What is needed -
Pictures do not belong in the copy. Return all of the entries exactly.

Collected data entries -
----
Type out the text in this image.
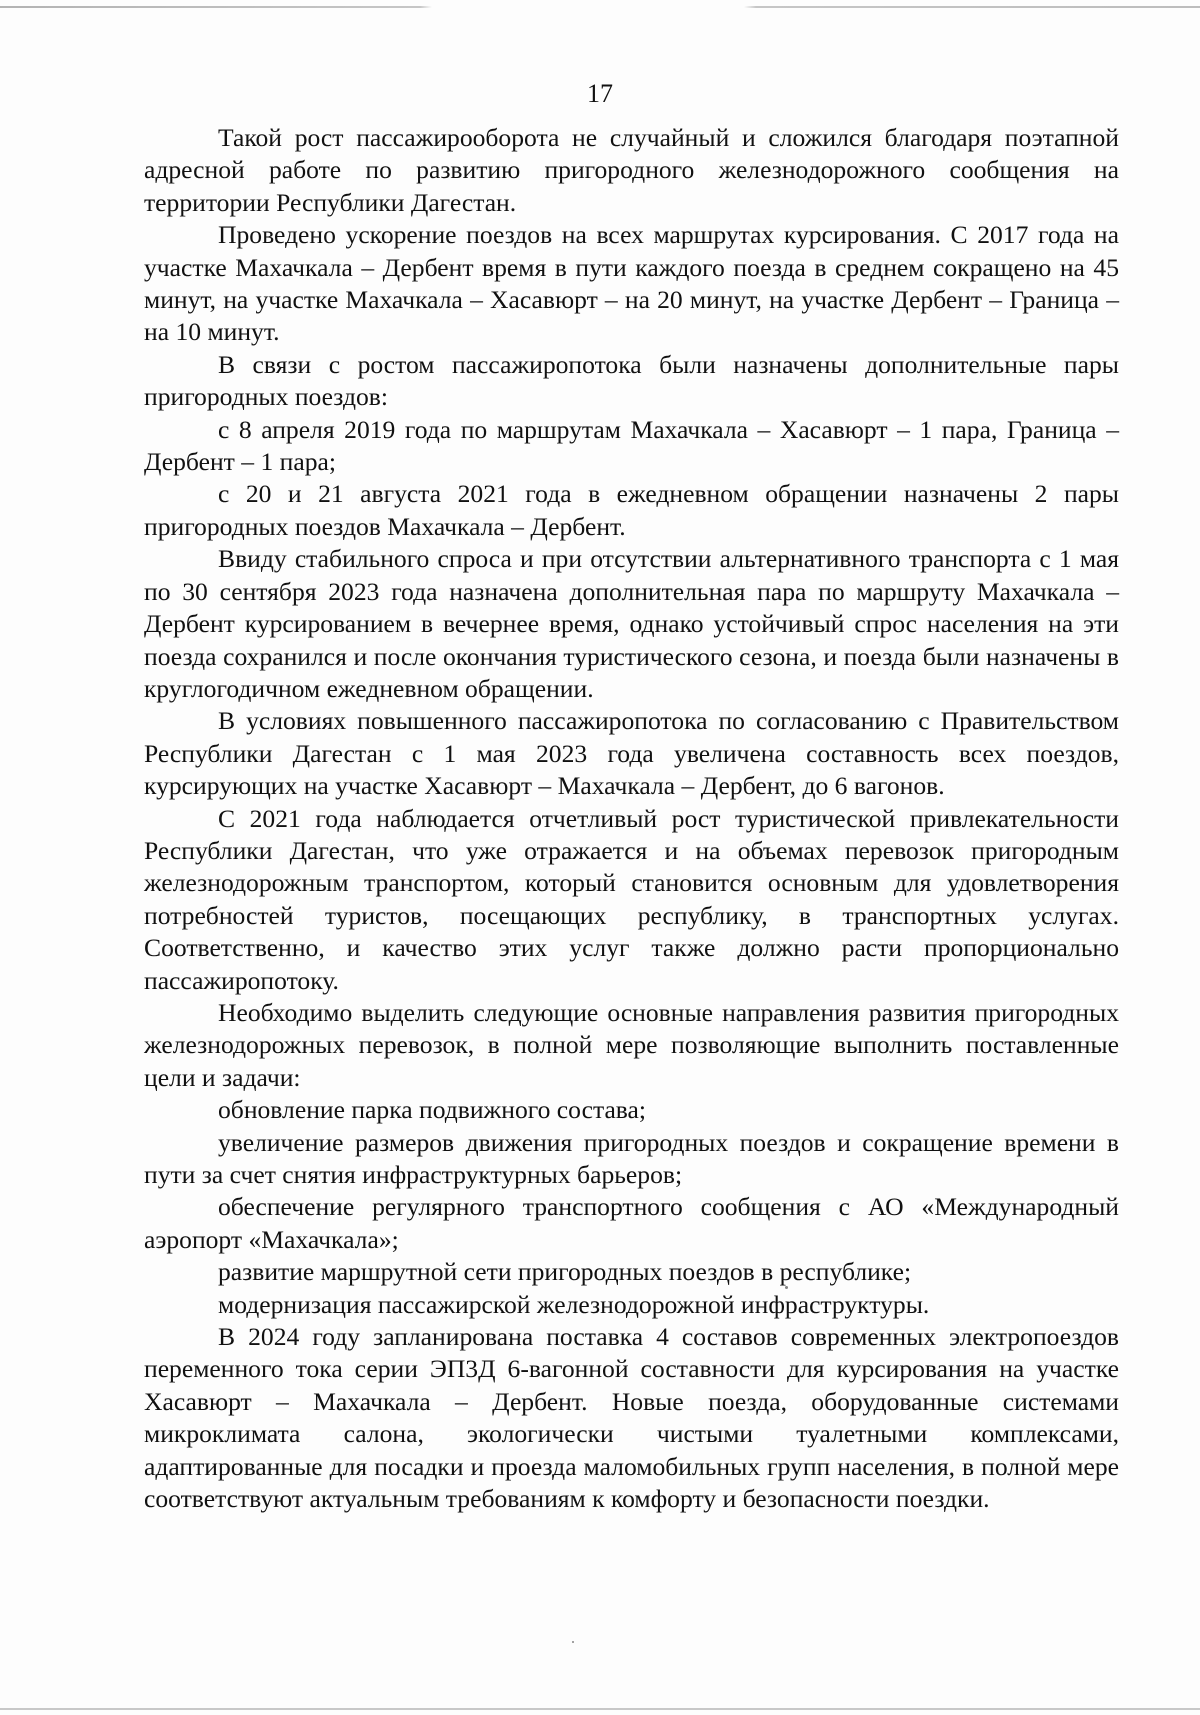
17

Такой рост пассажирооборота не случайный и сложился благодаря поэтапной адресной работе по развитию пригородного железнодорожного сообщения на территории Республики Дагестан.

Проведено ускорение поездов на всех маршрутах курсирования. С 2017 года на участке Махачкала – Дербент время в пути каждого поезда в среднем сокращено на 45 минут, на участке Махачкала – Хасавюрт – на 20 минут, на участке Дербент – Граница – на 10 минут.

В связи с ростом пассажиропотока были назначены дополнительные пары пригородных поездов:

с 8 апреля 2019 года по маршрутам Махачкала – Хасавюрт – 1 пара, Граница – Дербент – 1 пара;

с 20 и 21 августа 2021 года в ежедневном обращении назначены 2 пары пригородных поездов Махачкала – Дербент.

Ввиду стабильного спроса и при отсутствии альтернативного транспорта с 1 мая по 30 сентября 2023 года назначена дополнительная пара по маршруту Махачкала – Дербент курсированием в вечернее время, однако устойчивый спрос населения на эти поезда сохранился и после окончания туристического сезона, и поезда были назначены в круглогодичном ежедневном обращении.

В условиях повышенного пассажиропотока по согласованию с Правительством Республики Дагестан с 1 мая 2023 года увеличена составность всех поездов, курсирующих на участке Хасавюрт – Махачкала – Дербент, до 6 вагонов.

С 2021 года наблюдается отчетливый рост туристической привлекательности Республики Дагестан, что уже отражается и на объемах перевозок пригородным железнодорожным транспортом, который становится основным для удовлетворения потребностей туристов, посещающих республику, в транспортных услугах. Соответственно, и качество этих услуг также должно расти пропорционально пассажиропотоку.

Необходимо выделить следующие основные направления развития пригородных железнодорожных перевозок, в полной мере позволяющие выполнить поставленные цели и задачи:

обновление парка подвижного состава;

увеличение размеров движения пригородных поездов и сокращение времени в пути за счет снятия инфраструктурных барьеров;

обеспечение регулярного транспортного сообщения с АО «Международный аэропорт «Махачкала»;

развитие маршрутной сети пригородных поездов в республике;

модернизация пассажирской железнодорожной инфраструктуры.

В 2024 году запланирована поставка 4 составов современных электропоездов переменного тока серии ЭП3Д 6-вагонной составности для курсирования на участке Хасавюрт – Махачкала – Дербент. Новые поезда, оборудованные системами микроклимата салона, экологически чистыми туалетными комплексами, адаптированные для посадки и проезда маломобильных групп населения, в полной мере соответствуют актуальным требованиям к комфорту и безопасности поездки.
----
Completed exercise -
Type out the text in this image.
17

Такой рост пассажирооборота не случайный и сложился благодаря поэтапной адресной работе по развитию пригородного железнодорожного сообщения на территории Республики Дагестан.

Проведено ускорение поездов на всех маршрутах курсирования. С 2017 года на участке Махачкала – Дербент время в пути каждого поезда в среднем сокращено на 45 минут, на участке Махачкала – Хасавюрт – на 20 минут, на участке Дербент – Граница – на 10 минут.

В связи с ростом пассажиропотока были назначены дополнительные пары пригородных поездов:

с 8 апреля 2019 года по маршрутам Махачкала – Хасавюрт – 1 пара, Граница – Дербент – 1 пара;

с 20 и 21 августа 2021 года в ежедневном обращении назначены 2 пары пригородных поездов Махачкала – Дербент.

Ввиду стабильного спроса и при отсутствии альтернативного транспорта с 1 мая по 30 сентября 2023 года назначена дополнительная пара по маршруту Махачкала – Дербент курсированием в вечернее время, однако устойчивый спрос населения на эти поезда сохранился и после окончания туристического сезона, и поезда были назначены в круглогодичном ежедневном обращении.

В условиях повышенного пассажиропотока по согласованию с Правительством Республики Дагестан с 1 мая 2023 года увеличена составность всех поездов, курсирующих на участке Хасавюрт – Махачкала – Дербент, до 6 вагонов.

С 2021 года наблюдается отчетливый рост туристической привлекательности Республики Дагестан, что уже отражается и на объемах перевозок пригородным железнодорожным транспортом, который становится основным для удовлетворения потребностей туристов, посещающих республику, в транспортных услугах. Соответственно, и качество этих услуг также должно расти пропорционально пассажиропотоку.

Необходимо выделить следующие основные направления развития пригородных железнодорожных перевозок, в полной мере позволяющие выполнить поставленные цели и задачи:

обновление парка подвижного состава;

увеличение размеров движения пригородных поездов и сокращение времени в пути за счет снятия инфраструктурных барьеров;

обеспечение регулярного транспортного сообщения с АО «Международный аэропорт «Махачкала»;

развитие маршрутной сети пригородных поездов в республике;

модернизация пассажирской железнодорожной инфраструктуры.

В 2024 году запланирована поставка 4 составов современных электропоездов переменного тока серии ЭП3Д 6-вагонной составности для курсирования на участке Хасавюрт – Махачкала – Дербент. Новые поезда, оборудованные системами микроклимата салона, экологически чистыми туалетными комплексами, адаптированные для посадки и проезда маломобильных групп населения, в полной мере соответствуют актуальным требованиям к комфорту и безопасности поездки.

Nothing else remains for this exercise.